## start Recorded data
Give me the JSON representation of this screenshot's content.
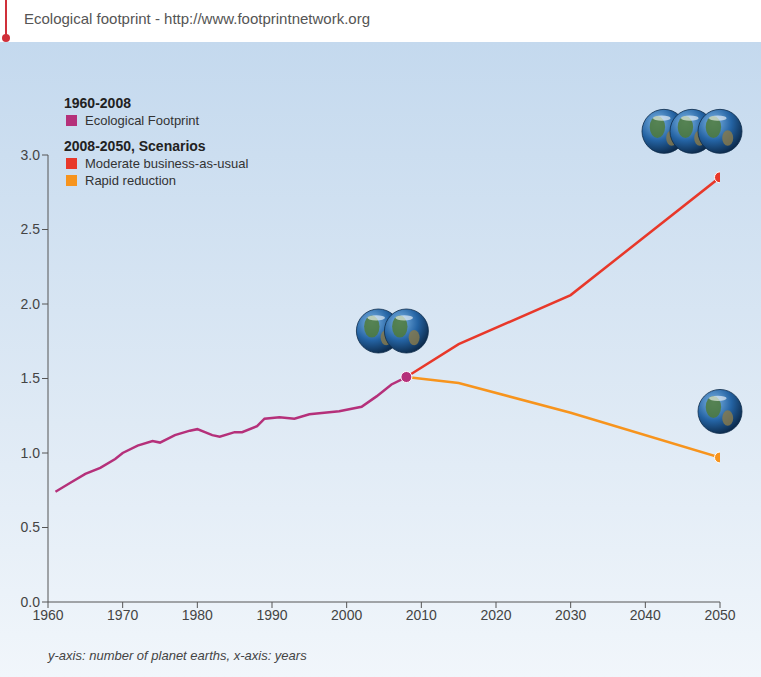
{
  "chart_data": {
    "type": "line",
    "title": "Ecological footprint - http://www.footprintnetwork.org",
    "annotations": [
      "1960-2008",
      "2008-2050, Scenarios",
      "y-axis: number of planet earths, x-axis: years"
    ],
    "x": [
      1961,
      1963,
      1965,
      1967,
      1969,
      1970,
      1972,
      1974,
      1975,
      1977,
      1979,
      1980,
      1982,
      1983,
      1985,
      1986,
      1988,
      1989,
      1991,
      1993,
      1995,
      1997,
      1999,
      2000,
      2002,
      2004,
      2006,
      2008,
      2015,
      2030,
      2050
    ],
    "series": [
      {
        "name": "Ecological Footprint",
        "color": "#b5307a",
        "values": [
          0.74,
          0.8,
          0.86,
          0.9,
          0.96,
          1.0,
          1.05,
          1.08,
          1.07,
          1.12,
          1.15,
          1.16,
          1.12,
          1.11,
          1.14,
          1.14,
          1.18,
          1.23,
          1.24,
          1.23,
          1.26,
          1.27,
          1.28,
          1.29,
          1.31,
          1.38,
          1.46,
          1.51,
          null,
          null,
          null
        ]
      },
      {
        "name": "Moderate business-as-usual",
        "color": "#e8382a",
        "values": [
          null,
          null,
          null,
          null,
          null,
          null,
          null,
          null,
          null,
          null,
          null,
          null,
          null,
          null,
          null,
          null,
          null,
          null,
          null,
          null,
          null,
          null,
          null,
          null,
          null,
          null,
          null,
          1.51,
          1.73,
          2.06,
          2.85
        ]
      },
      {
        "name": "Rapid reduction",
        "color": "#f7941d",
        "values": [
          null,
          null,
          null,
          null,
          null,
          null,
          null,
          null,
          null,
          null,
          null,
          null,
          null,
          null,
          null,
          null,
          null,
          null,
          null,
          null,
          null,
          null,
          null,
          null,
          null,
          null,
          null,
          1.51,
          1.47,
          1.27,
          0.97
        ]
      }
    ],
    "xlim": [
      1960,
      2050
    ],
    "xticks": [
      1960,
      1970,
      1980,
      1990,
      2000,
      2010,
      2020,
      2030,
      2040,
      2050
    ],
    "ylim": [
      0,
      3
    ],
    "yticks": [
      {
        "value": 0,
        "label": "0.0"
      },
      0.5,
      {
        "value": 1,
        "label": "1.0"
      },
      1.5,
      {
        "value": 2,
        "label": "2.0"
      },
      2.5,
      {
        "value": 3,
        "label": "3.0"
      }
    ],
    "grid": false,
    "legend": "top-left",
    "marker": "circle"
  }
}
## end Recorded data
All preceding records should be duplicated verbatim, images excepted.

Output of the exercise:
Give me the JSON representation of this screenshot's content.
{
  "chart_data": {
    "type": "line",
    "title": "Ecological footprint - http://www.footprintnetwork.org",
    "annotations": [
      "1960-2008",
      "2008-2050, Scenarios",
      "y-axis: number of planet earths, x-axis: years"
    ],
    "x": [
      1961,
      1963,
      1965,
      1967,
      1969,
      1970,
      1972,
      1974,
      1975,
      1977,
      1979,
      1980,
      1982,
      1983,
      1985,
      1986,
      1988,
      1989,
      1991,
      1993,
      1995,
      1997,
      1999,
      2000,
      2002,
      2004,
      2006,
      2008,
      2015,
      2030,
      2050
    ],
    "series": [
      {
        "name": "Ecological Footprint",
        "color": "#b5307a",
        "values": [
          0.74,
          0.8,
          0.86,
          0.9,
          0.96,
          1.0,
          1.05,
          1.08,
          1.07,
          1.12,
          1.15,
          1.16,
          1.12,
          1.11,
          1.14,
          1.14,
          1.18,
          1.23,
          1.24,
          1.23,
          1.26,
          1.27,
          1.28,
          1.29,
          1.31,
          1.38,
          1.46,
          1.51,
          null,
          null,
          null
        ]
      },
      {
        "name": "Moderate business-as-usual",
        "color": "#e8382a",
        "values": [
          null,
          null,
          null,
          null,
          null,
          null,
          null,
          null,
          null,
          null,
          null,
          null,
          null,
          null,
          null,
          null,
          null,
          null,
          null,
          null,
          null,
          null,
          null,
          null,
          null,
          null,
          null,
          1.51,
          1.73,
          2.06,
          2.85
        ]
      },
      {
        "name": "Rapid reduction",
        "color": "#f7941d",
        "values": [
          null,
          null,
          null,
          null,
          null,
          null,
          null,
          null,
          null,
          null,
          null,
          null,
          null,
          null,
          null,
          null,
          null,
          null,
          null,
          null,
          null,
          null,
          null,
          null,
          null,
          null,
          null,
          1.51,
          1.47,
          1.27,
          0.97
        ]
      }
    ],
    "xlim": [
      1960,
      2050
    ],
    "xticks": [
      1960,
      1970,
      1980,
      1990,
      2000,
      2010,
      2020,
      2030,
      2040,
      2050
    ],
    "ylim": [
      0,
      3
    ],
    "yticks": [
      {
        "value": 0,
        "label": "0.0"
      },
      0.5,
      {
        "value": 1,
        "label": "1.0"
      },
      1.5,
      {
        "value": 2,
        "label": "2.0"
      },
      2.5,
      {
        "value": 3,
        "label": "3.0"
      }
    ],
    "grid": false,
    "legend": "top-left",
    "marker": "circle"
  }
}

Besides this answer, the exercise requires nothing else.